(Structured figure records)
■ ■ ■ ■ ■
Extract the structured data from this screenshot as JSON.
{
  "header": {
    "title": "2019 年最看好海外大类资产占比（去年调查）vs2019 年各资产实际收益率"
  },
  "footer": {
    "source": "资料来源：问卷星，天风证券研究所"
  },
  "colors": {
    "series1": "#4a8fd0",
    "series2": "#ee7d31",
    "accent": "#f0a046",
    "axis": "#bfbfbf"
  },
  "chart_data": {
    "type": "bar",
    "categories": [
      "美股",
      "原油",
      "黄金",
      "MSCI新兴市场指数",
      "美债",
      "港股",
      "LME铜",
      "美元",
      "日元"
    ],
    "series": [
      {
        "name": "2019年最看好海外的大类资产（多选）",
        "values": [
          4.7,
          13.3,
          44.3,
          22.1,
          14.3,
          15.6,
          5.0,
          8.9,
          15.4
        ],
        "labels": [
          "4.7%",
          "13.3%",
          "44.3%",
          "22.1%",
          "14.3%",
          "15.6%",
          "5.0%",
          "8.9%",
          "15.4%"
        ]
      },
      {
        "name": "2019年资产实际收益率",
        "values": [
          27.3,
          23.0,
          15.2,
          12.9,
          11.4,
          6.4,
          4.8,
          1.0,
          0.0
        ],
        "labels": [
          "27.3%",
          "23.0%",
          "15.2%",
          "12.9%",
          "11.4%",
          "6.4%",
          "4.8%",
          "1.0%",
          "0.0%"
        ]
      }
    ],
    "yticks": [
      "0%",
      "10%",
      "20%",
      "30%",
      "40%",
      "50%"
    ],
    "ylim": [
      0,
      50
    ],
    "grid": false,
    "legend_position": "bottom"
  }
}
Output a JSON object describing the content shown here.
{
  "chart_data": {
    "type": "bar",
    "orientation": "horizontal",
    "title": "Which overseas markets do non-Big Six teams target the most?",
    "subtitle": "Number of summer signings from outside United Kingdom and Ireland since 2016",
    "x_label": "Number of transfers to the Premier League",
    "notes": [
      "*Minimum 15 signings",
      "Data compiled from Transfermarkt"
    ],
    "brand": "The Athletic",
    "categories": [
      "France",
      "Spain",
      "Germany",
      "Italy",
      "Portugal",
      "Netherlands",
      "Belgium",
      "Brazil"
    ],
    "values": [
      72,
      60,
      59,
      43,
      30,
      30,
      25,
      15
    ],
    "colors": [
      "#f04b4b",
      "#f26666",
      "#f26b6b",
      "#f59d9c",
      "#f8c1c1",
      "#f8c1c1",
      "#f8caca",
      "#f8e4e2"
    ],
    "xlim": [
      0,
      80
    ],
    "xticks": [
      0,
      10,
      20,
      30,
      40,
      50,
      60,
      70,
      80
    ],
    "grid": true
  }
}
■ ■ ■ ■ ■
* **PROMPT**
Copy all lines from the listing that contain "JSON".

* **RESPONSE FOR THIS EXERCISE**
Extract the structured data from this screenshot as JSON.
Output a JSON object describing the content shown here.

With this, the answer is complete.